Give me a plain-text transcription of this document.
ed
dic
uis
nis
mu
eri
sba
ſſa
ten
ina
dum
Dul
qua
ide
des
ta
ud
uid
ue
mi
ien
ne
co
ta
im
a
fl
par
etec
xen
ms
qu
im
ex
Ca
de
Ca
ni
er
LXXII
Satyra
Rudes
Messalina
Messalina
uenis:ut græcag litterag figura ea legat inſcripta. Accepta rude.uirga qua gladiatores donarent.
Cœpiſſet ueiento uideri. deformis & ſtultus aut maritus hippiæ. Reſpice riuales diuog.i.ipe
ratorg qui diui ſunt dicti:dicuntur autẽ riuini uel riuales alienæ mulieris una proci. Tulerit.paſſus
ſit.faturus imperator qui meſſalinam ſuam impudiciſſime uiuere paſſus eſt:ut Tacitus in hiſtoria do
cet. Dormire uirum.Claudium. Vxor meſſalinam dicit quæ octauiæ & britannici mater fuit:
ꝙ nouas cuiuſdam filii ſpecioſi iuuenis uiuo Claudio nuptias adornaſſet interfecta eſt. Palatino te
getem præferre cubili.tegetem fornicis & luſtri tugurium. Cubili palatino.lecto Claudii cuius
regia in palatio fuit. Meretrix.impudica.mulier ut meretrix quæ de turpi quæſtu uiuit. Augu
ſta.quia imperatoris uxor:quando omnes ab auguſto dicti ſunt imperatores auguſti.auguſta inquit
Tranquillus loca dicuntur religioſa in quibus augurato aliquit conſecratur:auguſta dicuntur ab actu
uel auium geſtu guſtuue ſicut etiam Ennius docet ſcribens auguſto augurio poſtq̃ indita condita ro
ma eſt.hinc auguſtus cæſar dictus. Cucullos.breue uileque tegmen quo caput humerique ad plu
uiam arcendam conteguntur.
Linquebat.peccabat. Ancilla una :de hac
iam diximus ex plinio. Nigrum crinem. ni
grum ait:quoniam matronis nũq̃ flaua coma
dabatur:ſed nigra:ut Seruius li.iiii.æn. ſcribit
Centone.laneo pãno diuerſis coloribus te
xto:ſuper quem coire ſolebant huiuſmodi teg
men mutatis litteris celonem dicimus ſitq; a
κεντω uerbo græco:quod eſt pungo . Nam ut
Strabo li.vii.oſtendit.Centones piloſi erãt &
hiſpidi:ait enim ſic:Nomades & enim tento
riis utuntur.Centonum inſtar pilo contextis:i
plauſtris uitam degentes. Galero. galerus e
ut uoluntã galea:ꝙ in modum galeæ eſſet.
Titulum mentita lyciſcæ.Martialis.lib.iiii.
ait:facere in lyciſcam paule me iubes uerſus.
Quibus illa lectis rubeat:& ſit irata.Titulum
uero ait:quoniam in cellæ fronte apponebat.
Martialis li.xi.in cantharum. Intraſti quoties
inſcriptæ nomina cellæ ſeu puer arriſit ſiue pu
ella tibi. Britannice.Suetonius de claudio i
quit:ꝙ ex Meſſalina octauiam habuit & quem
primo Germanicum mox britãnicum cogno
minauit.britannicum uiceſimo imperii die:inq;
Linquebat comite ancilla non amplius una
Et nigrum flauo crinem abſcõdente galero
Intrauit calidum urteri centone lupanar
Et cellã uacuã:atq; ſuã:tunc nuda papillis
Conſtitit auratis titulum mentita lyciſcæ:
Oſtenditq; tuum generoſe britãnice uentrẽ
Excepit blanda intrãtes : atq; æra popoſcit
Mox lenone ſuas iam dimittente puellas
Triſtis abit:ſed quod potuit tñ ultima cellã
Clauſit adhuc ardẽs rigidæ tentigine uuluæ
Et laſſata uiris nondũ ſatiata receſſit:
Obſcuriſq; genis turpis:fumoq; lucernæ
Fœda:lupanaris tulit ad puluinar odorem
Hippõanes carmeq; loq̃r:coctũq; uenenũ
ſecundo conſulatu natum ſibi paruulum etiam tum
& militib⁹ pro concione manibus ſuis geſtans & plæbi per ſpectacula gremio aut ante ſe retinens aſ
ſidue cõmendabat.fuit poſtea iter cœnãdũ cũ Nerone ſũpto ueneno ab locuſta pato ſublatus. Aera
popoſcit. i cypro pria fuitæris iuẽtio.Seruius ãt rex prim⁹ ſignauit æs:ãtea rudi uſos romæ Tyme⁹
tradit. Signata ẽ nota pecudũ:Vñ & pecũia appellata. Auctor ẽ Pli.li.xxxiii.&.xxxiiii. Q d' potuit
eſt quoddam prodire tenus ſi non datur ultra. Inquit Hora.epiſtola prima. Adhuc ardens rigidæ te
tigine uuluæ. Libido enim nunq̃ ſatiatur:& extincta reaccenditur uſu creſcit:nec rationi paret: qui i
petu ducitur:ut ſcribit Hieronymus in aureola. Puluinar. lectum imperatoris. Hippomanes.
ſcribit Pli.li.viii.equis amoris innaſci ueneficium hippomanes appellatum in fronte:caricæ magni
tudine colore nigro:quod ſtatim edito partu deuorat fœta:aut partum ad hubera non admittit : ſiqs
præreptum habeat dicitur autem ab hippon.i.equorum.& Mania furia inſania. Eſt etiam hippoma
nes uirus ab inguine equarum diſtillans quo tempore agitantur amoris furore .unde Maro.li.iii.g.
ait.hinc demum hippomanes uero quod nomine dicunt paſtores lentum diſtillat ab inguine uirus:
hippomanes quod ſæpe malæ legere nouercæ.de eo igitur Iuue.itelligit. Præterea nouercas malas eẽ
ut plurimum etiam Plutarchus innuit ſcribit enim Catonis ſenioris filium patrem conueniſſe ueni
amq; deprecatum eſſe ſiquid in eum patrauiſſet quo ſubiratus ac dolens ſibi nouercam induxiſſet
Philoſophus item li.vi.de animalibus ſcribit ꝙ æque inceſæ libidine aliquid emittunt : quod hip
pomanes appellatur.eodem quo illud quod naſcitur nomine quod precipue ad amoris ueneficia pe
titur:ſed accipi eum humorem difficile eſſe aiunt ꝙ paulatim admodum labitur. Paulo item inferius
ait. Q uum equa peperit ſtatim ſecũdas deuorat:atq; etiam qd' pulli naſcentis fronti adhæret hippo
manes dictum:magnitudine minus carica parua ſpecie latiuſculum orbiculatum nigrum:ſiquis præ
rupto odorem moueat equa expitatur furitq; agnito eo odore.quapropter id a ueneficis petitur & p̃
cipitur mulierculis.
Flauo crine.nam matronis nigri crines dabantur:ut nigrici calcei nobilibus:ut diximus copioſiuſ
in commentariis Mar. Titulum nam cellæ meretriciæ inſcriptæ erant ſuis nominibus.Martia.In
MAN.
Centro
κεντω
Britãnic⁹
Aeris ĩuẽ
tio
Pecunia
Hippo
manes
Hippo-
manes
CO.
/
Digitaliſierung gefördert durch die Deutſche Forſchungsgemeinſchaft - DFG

_TASK_
Identify the lines that contain the string "diximus", and copy every one of them.

_TASK SOLUTION_
iam diximus ex plinio. Nigrum crinem. ni
Flauo crine.nam matronis nigri crines dabantur:ut nigrici calcei nobilibus:ut diximus copioſiuſ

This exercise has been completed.